START The data

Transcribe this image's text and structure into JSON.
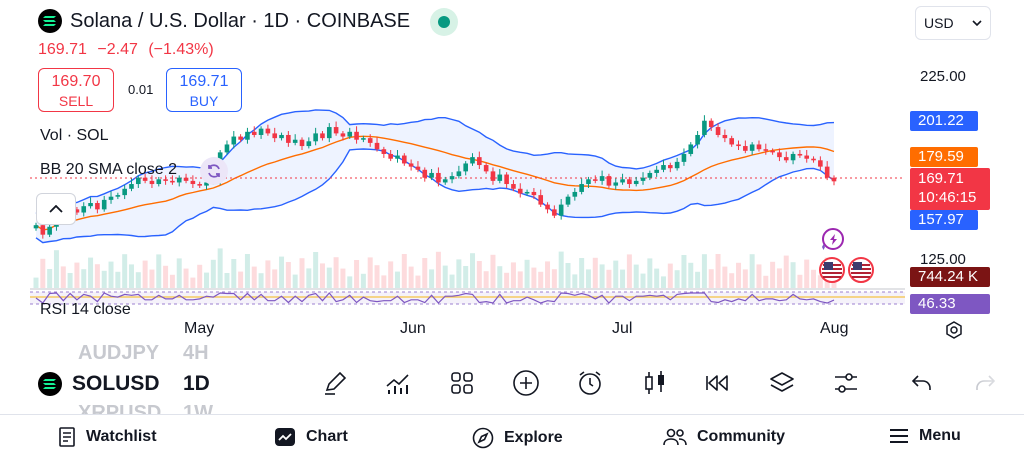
{
  "header": {
    "title": "Solana / U.S. Dollar · 1D · COINBASE",
    "price": "169.71",
    "change": "−2.47",
    "change_pct": "(−1.43%)"
  },
  "trade": {
    "sell_value": "169.70",
    "sell_label": "SELL",
    "spread": "0.01",
    "buy_value": "169.71",
    "buy_label": "BUY"
  },
  "indicators": {
    "volume": "Vol · SOL",
    "bollinger": "BB 20 SMA close 2",
    "rsi": "RSI 14 close"
  },
  "currency": {
    "selected": "USD"
  },
  "price_axis": {
    "tick_225": "225.00",
    "tick_125": "125.00",
    "bb_upper": "201.22",
    "bb_basis": "179.59",
    "last_price": "169.71",
    "countdown": "10:46:15",
    "bb_lower": "157.97",
    "volume": "744.24 K",
    "rsi": "46.33"
  },
  "time_axis": {
    "m1": "May",
    "m2": "Jun",
    "m3": "Jul",
    "m4": "Aug"
  },
  "toolbar": {
    "symbol": "SOLUSD",
    "timeframe": "1D",
    "ghost_symbol_above": "AUDJPY",
    "ghost_tf_above": "4H",
    "ghost_symbol_below": "XRPUSD",
    "ghost_tf_below": "1W",
    "tools": [
      "pencil-icon",
      "chart-line-icon",
      "grid-icon",
      "plus-circle-icon",
      "alarm-icon",
      "candles-icon",
      "replay-icon",
      "layers-icon",
      "sliders-icon",
      "undo-icon",
      "redo-icon"
    ]
  },
  "nav": {
    "watchlist": "Watchlist",
    "chart": "Chart",
    "explore": "Explore",
    "community": "Community",
    "menu": "Menu"
  },
  "colors": {
    "up": "#089981",
    "down": "#f23645",
    "bb_band": "#2962ff",
    "bb_basis": "#ff6d00",
    "rsi": "#7e57c2"
  },
  "chart_data": {
    "type": "candlestick",
    "symbol": "SOLUSD",
    "interval": "1D",
    "y_range": [
      120,
      235
    ],
    "months": [
      "May",
      "Jun",
      "Jul",
      "Aug"
    ],
    "candles": [
      [
        140,
        142
      ],
      [
        142,
        136
      ],
      [
        136,
        141
      ],
      [
        141,
        150
      ],
      [
        150,
        147
      ],
      [
        147,
        152
      ],
      [
        152,
        150
      ],
      [
        150,
        154
      ],
      [
        154,
        156
      ],
      [
        156,
        152
      ],
      [
        152,
        158
      ],
      [
        158,
        160
      ],
      [
        160,
        161
      ],
      [
        161,
        165
      ],
      [
        165,
        168
      ],
      [
        168,
        172
      ],
      [
        172,
        170
      ],
      [
        170,
        168
      ],
      [
        168,
        171
      ],
      [
        171,
        170
      ],
      [
        170,
        169
      ],
      [
        169,
        172
      ],
      [
        172,
        170
      ],
      [
        170,
        168
      ],
      [
        168,
        167
      ],
      [
        167,
        169
      ],
      [
        169,
        170
      ],
      [
        170,
        188
      ],
      [
        188,
        193
      ],
      [
        193,
        198
      ],
      [
        198,
        196
      ],
      [
        196,
        201
      ],
      [
        201,
        199
      ],
      [
        199,
        203
      ],
      [
        203,
        200
      ],
      [
        200,
        197
      ],
      [
        197,
        199
      ],
      [
        199,
        194
      ],
      [
        194,
        196
      ],
      [
        196,
        192
      ],
      [
        192,
        195
      ],
      [
        195,
        200
      ],
      [
        200,
        197
      ],
      [
        197,
        204
      ],
      [
        204,
        200
      ],
      [
        200,
        198
      ],
      [
        198,
        201
      ],
      [
        201,
        196
      ],
      [
        196,
        197
      ],
      [
        197,
        194
      ],
      [
        194,
        190
      ],
      [
        190,
        187
      ],
      [
        187,
        184
      ],
      [
        184,
        186
      ],
      [
        186,
        181
      ],
      [
        181,
        179
      ],
      [
        179,
        177
      ],
      [
        177,
        172
      ],
      [
        172,
        175
      ],
      [
        175,
        169
      ],
      [
        169,
        171
      ],
      [
        171,
        173
      ],
      [
        173,
        176
      ],
      [
        176,
        181
      ],
      [
        181,
        185
      ],
      [
        185,
        180
      ],
      [
        180,
        176
      ],
      [
        176,
        170
      ],
      [
        170,
        174
      ],
      [
        174,
        168
      ],
      [
        168,
        165
      ],
      [
        165,
        162
      ],
      [
        162,
        163
      ],
      [
        163,
        161
      ],
      [
        161,
        155
      ],
      [
        155,
        152
      ],
      [
        152,
        148
      ],
      [
        148,
        155
      ],
      [
        155,
        160
      ],
      [
        160,
        163
      ],
      [
        163,
        168
      ],
      [
        168,
        171
      ],
      [
        171,
        170
      ],
      [
        170,
        173
      ],
      [
        173,
        167
      ],
      [
        167,
        169
      ],
      [
        169,
        171
      ],
      [
        171,
        168
      ],
      [
        168,
        170
      ],
      [
        170,
        172
      ],
      [
        172,
        175
      ],
      [
        175,
        177
      ],
      [
        177,
        180
      ],
      [
        180,
        178
      ],
      [
        178,
        182
      ],
      [
        182,
        187
      ],
      [
        187,
        193
      ],
      [
        193,
        199
      ],
      [
        199,
        208
      ],
      [
        208,
        204
      ],
      [
        204,
        199
      ],
      [
        199,
        197
      ],
      [
        197,
        193
      ],
      [
        193,
        192
      ],
      [
        192,
        189
      ],
      [
        189,
        193
      ],
      [
        193,
        190
      ],
      [
        190,
        189
      ],
      [
        189,
        188
      ],
      [
        188,
        185
      ],
      [
        185,
        183
      ],
      [
        183,
        187
      ],
      [
        187,
        186
      ],
      [
        186,
        184
      ],
      [
        184,
        183
      ],
      [
        183,
        179
      ],
      [
        179,
        172
      ],
      [
        172,
        169.71
      ]
    ],
    "last": 169.71,
    "bb_upper_last": 201.22,
    "bb_basis_last": 179.59,
    "bb_lower_last": 157.97,
    "volume_last": "744.24 K",
    "rsi_last": 46.33
  }
}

END The data

Reproduce all of the data exactly, omitting each picture it holds.

Transcribe this image's text and structure into JSON.
{
  "header": {
    "title": "Solana / U.S. Dollar · 1D · COINBASE",
    "price": "169.71",
    "change": "−2.47",
    "change_pct": "(−1.43%)"
  },
  "trade": {
    "sell_value": "169.70",
    "sell_label": "SELL",
    "spread": "0.01",
    "buy_value": "169.71",
    "buy_label": "BUY"
  },
  "indicators": {
    "volume": "Vol · SOL",
    "bollinger": "BB 20 SMA close 2",
    "rsi": "RSI 14 close"
  },
  "currency": {
    "selected": "USD"
  },
  "price_axis": {
    "tick_225": "225.00",
    "tick_125": "125.00",
    "bb_upper": "201.22",
    "bb_basis": "179.59",
    "last_price": "169.71",
    "countdown": "10:46:15",
    "bb_lower": "157.97",
    "volume": "744.24 K",
    "rsi": "46.33"
  },
  "time_axis": {
    "m1": "May",
    "m2": "Jun",
    "m3": "Jul",
    "m4": "Aug"
  },
  "toolbar": {
    "symbol": "SOLUSD",
    "timeframe": "1D",
    "ghost_symbol_above": "AUDJPY",
    "ghost_tf_above": "4H",
    "ghost_symbol_below": "XRPUSD",
    "ghost_tf_below": "1W",
    "tools": [
      "pencil-icon",
      "chart-line-icon",
      "grid-icon",
      "plus-circle-icon",
      "alarm-icon",
      "candles-icon",
      "replay-icon",
      "layers-icon",
      "sliders-icon",
      "undo-icon",
      "redo-icon"
    ]
  },
  "nav": {
    "watchlist": "Watchlist",
    "chart": "Chart",
    "explore": "Explore",
    "community": "Community",
    "menu": "Menu"
  },
  "colors": {
    "up": "#089981",
    "down": "#f23645",
    "bb_band": "#2962ff",
    "bb_basis": "#ff6d00",
    "rsi": "#7e57c2"
  },
  "chart_data": {
    "type": "candlestick",
    "symbol": "SOLUSD",
    "interval": "1D",
    "y_range": [
      120,
      235
    ],
    "months": [
      "May",
      "Jun",
      "Jul",
      "Aug"
    ],
    "candles": [
      [
        140,
        142
      ],
      [
        142,
        136
      ],
      [
        136,
        141
      ],
      [
        141,
        150
      ],
      [
        150,
        147
      ],
      [
        147,
        152
      ],
      [
        152,
        150
      ],
      [
        150,
        154
      ],
      [
        154,
        156
      ],
      [
        156,
        152
      ],
      [
        152,
        158
      ],
      [
        158,
        160
      ],
      [
        160,
        161
      ],
      [
        161,
        165
      ],
      [
        165,
        168
      ],
      [
        168,
        172
      ],
      [
        172,
        170
      ],
      [
        170,
        168
      ],
      [
        168,
        171
      ],
      [
        171,
        170
      ],
      [
        170,
        169
      ],
      [
        169,
        172
      ],
      [
        172,
        170
      ],
      [
        170,
        168
      ],
      [
        168,
        167
      ],
      [
        167,
        169
      ],
      [
        169,
        170
      ],
      [
        170,
        188
      ],
      [
        188,
        193
      ],
      [
        193,
        198
      ],
      [
        198,
        196
      ],
      [
        196,
        201
      ],
      [
        201,
        199
      ],
      [
        199,
        203
      ],
      [
        203,
        200
      ],
      [
        200,
        197
      ],
      [
        197,
        199
      ],
      [
        199,
        194
      ],
      [
        194,
        196
      ],
      [
        196,
        192
      ],
      [
        192,
        195
      ],
      [
        195,
        200
      ],
      [
        200,
        197
      ],
      [
        197,
        204
      ],
      [
        204,
        200
      ],
      [
        200,
        198
      ],
      [
        198,
        201
      ],
      [
        201,
        196
      ],
      [
        196,
        197
      ],
      [
        197,
        194
      ],
      [
        194,
        190
      ],
      [
        190,
        187
      ],
      [
        187,
        184
      ],
      [
        184,
        186
      ],
      [
        186,
        181
      ],
      [
        181,
        179
      ],
      [
        179,
        177
      ],
      [
        177,
        172
      ],
      [
        172,
        175
      ],
      [
        175,
        169
      ],
      [
        169,
        171
      ],
      [
        171,
        173
      ],
      [
        173,
        176
      ],
      [
        176,
        181
      ],
      [
        181,
        185
      ],
      [
        185,
        180
      ],
      [
        180,
        176
      ],
      [
        176,
        170
      ],
      [
        170,
        174
      ],
      [
        174,
        168
      ],
      [
        168,
        165
      ],
      [
        165,
        162
      ],
      [
        162,
        163
      ],
      [
        163,
        161
      ],
      [
        161,
        155
      ],
      [
        155,
        152
      ],
      [
        152,
        148
      ],
      [
        148,
        155
      ],
      [
        155,
        160
      ],
      [
        160,
        163
      ],
      [
        163,
        168
      ],
      [
        168,
        171
      ],
      [
        171,
        170
      ],
      [
        170,
        173
      ],
      [
        173,
        167
      ],
      [
        167,
        169
      ],
      [
        169,
        171
      ],
      [
        171,
        168
      ],
      [
        168,
        170
      ],
      [
        170,
        172
      ],
      [
        172,
        175
      ],
      [
        175,
        177
      ],
      [
        177,
        180
      ],
      [
        180,
        178
      ],
      [
        178,
        182
      ],
      [
        182,
        187
      ],
      [
        187,
        193
      ],
      [
        193,
        199
      ],
      [
        199,
        208
      ],
      [
        208,
        204
      ],
      [
        204,
        199
      ],
      [
        199,
        197
      ],
      [
        197,
        193
      ],
      [
        193,
        192
      ],
      [
        192,
        189
      ],
      [
        189,
        193
      ],
      [
        193,
        190
      ],
      [
        190,
        189
      ],
      [
        189,
        188
      ],
      [
        188,
        185
      ],
      [
        185,
        183
      ],
      [
        183,
        187
      ],
      [
        187,
        186
      ],
      [
        186,
        184
      ],
      [
        184,
        183
      ],
      [
        183,
        179
      ],
      [
        179,
        172
      ],
      [
        172,
        169.71
      ]
    ],
    "last": 169.71,
    "bb_upper_last": 201.22,
    "bb_basis_last": 179.59,
    "bb_lower_last": 157.97,
    "volume_last": "744.24 K",
    "rsi_last": 46.33
  }
}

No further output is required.